* Provided data *
·····
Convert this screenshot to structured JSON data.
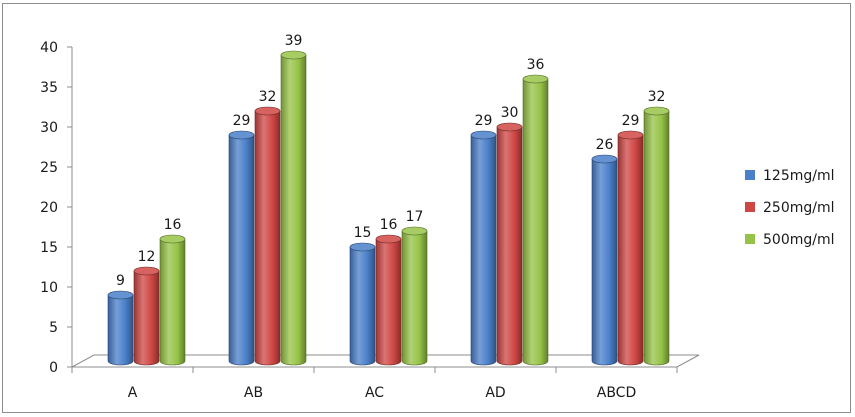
{
  "chart_data": {
    "type": "bar",
    "title": "",
    "xlabel": "",
    "ylabel": "",
    "ylim": [
      0,
      40
    ],
    "ytick_step": 5,
    "grid": false,
    "legend_position": "right",
    "categories": [
      "A",
      "AB",
      "AC",
      "AD",
      "ABCD"
    ],
    "series": [
      {
        "name": "125mg/ml",
        "color": "#4a7fc9",
        "values": [
          9,
          29,
          15,
          29,
          26
        ]
      },
      {
        "name": "250mg/ml",
        "color": "#cf4744",
        "values": [
          12,
          32,
          16,
          30,
          29
        ]
      },
      {
        "name": "500mg/ml",
        "color": "#96c347",
        "values": [
          16,
          39,
          17,
          36,
          32
        ]
      }
    ]
  }
}
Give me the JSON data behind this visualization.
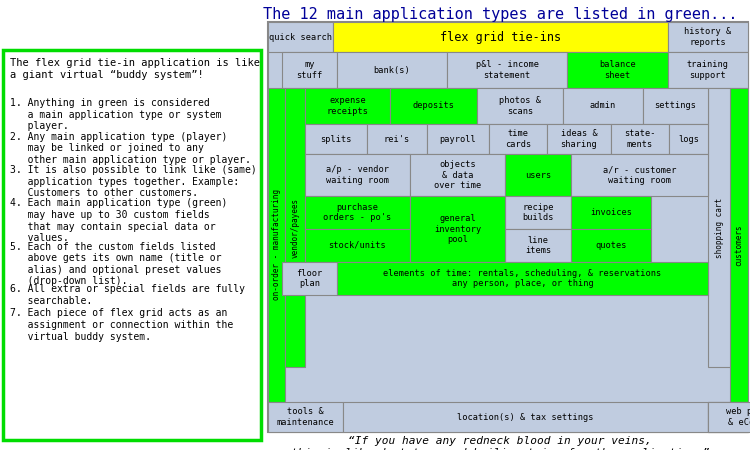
{
  "title": "The 12 main application types are listed in green...",
  "left_title": "The flex grid tie-in application is like\na giant virtual “buddy system”!",
  "left_points": [
    "1. Anything in green is considered\n   a main application type or system\n   player.",
    "2. Any main application type (player)\n   may be linked or joined to any\n   other main application type or player.",
    "3. It is also possible to link like (same)\n   application types together. Example:\n   Customers to other customers.",
    "4. Each main application type (green)\n   may have up to 30 custom fields\n   that may contain special data or\n   values.",
    "5. Each of the custom fields listed\n   above gets its own name (title or\n   alias) and optional preset values\n   (drop-down list).",
    "6. All extra or special fields are fully\n   searchable.",
    "7. Each piece of flex grid acts as an\n   assignment or connection within the\n   virtual buddy system."
  ],
  "quote": "“If you have any redneck blood in your veins,\nthis is like duct-tape and bailing twine for the application.”",
  "green": "#00ff00",
  "yellow": "#ffff00",
  "light_blue": "#c0cce0",
  "white": "#ffffff",
  "border_color": "#888888",
  "left_box_border": "#00dd00",
  "text_color_left": "#000099",
  "title_color": "#000099"
}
·····
* Task brief *
Transcribe all the data word for word; the images stay out.

* Task result *
Convert this screenshot to structured JSON data.
{
  "chart_data": {
    "type": "bar",
    "title": "",
    "xlabel": "",
    "ylabel": "",
    "ylim": [
      0,
      40
    ],
    "ytick_step": 5,
    "grid": false,
    "legend_position": "right",
    "categories": [
      "A",
      "AB",
      "AC",
      "AD",
      "ABCD"
    ],
    "series": [
      {
        "name": "125mg/ml",
        "color": "#4a7fc9",
        "values": [
          9,
          29,
          15,
          29,
          26
        ]
      },
      {
        "name": "250mg/ml",
        "color": "#cf4744",
        "values": [
          12,
          32,
          16,
          30,
          29
        ]
      },
      {
        "name": "500mg/ml",
        "color": "#96c347",
        "values": [
          16,
          39,
          17,
          36,
          32
        ]
      }
    ]
  }
}
Give me the JSON data behind this visualization.
{
  "title": "The 12 main application types are listed in green...",
  "left_title": "The flex grid tie-in application is like\na giant virtual “buddy system”!",
  "left_points": [
    "1. Anything in green is considered\n   a main application type or system\n   player.",
    "2. Any main application type (player)\n   may be linked or joined to any\n   other main application type or player.",
    "3. It is also possible to link like (same)\n   application types together. Example:\n   Customers to other customers.",
    "4. Each main application type (green)\n   may have up to 30 custom fields\n   that may contain special data or\n   values.",
    "5. Each of the custom fields listed\n   above gets its own name (title or\n   alias) and optional preset values\n   (drop-down list).",
    "6. All extra or special fields are fully\n   searchable.",
    "7. Each piece of flex grid acts as an\n   assignment or connection within the\n   virtual buddy system."
  ],
  "quote": "“If you have any redneck blood in your veins,\nthis is like duct-tape and bailing twine for the application.”",
  "green": "#00ff00",
  "yellow": "#ffff00",
  "light_blue": "#c0cce0",
  "white": "#ffffff",
  "border_color": "#888888",
  "left_box_border": "#00dd00",
  "text_color_left": "#000099",
  "title_color": "#000099"
}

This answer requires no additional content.